Data entries

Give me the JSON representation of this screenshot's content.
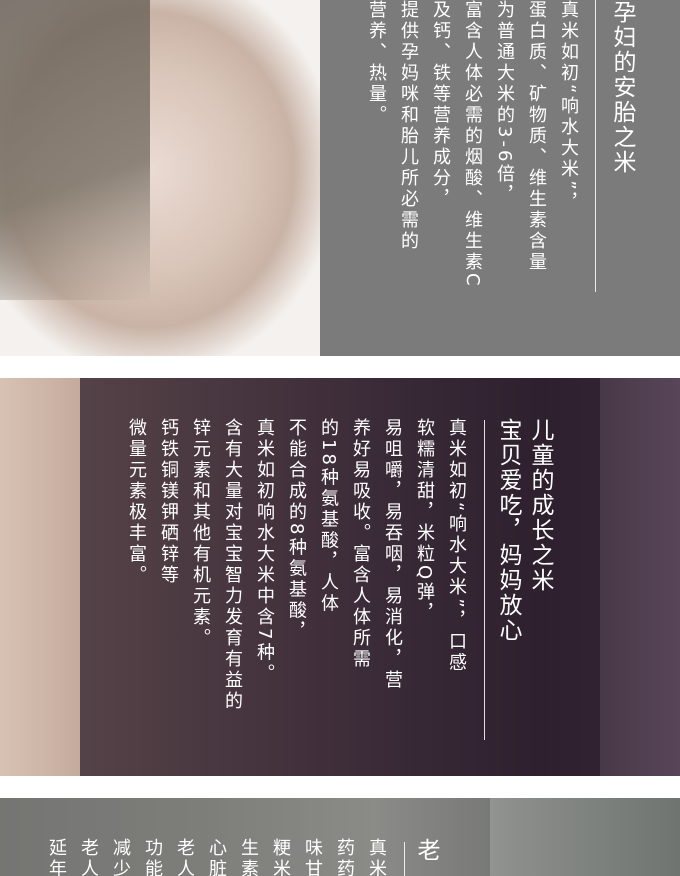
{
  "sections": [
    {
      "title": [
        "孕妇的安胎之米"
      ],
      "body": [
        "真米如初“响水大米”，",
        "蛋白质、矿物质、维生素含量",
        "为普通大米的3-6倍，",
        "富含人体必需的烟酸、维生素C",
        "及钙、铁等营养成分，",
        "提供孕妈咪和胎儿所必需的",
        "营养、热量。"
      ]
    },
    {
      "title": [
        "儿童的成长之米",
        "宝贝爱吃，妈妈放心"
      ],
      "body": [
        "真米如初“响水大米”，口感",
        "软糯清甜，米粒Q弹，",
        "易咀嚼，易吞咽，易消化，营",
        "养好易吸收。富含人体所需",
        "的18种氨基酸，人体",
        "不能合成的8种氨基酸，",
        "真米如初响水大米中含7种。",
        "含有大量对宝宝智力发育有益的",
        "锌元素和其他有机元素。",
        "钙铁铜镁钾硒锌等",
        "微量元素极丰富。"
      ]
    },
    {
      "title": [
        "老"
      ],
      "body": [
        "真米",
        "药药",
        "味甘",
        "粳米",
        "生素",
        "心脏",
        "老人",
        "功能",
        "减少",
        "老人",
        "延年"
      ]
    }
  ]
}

#### [Your objective]
Make an exact copy of all the material, but keep the pictures out of it.

#### [Solution below]
Give me the JSON representation of this screenshot's content.
{
  "sections": [
    {
      "title": [
        "孕妇的安胎之米"
      ],
      "body": [
        "真米如初“响水大米”，",
        "蛋白质、矿物质、维生素含量",
        "为普通大米的3-6倍，",
        "富含人体必需的烟酸、维生素C",
        "及钙、铁等营养成分，",
        "提供孕妈咪和胎儿所必需的",
        "营养、热量。"
      ]
    },
    {
      "title": [
        "儿童的成长之米",
        "宝贝爱吃，妈妈放心"
      ],
      "body": [
        "真米如初“响水大米”，口感",
        "软糯清甜，米粒Q弹，",
        "易咀嚼，易吞咽，易消化，营",
        "养好易吸收。富含人体所需",
        "的18种氨基酸，人体",
        "不能合成的8种氨基酸，",
        "真米如初响水大米中含7种。",
        "含有大量对宝宝智力发育有益的",
        "锌元素和其他有机元素。",
        "钙铁铜镁钾硒锌等",
        "微量元素极丰富。"
      ]
    },
    {
      "title": [
        "老"
      ],
      "body": [
        "真米",
        "药药",
        "味甘",
        "粳米",
        "生素",
        "心脏",
        "老人",
        "功能",
        "减少",
        "老人",
        "延年"
      ]
    }
  ]
}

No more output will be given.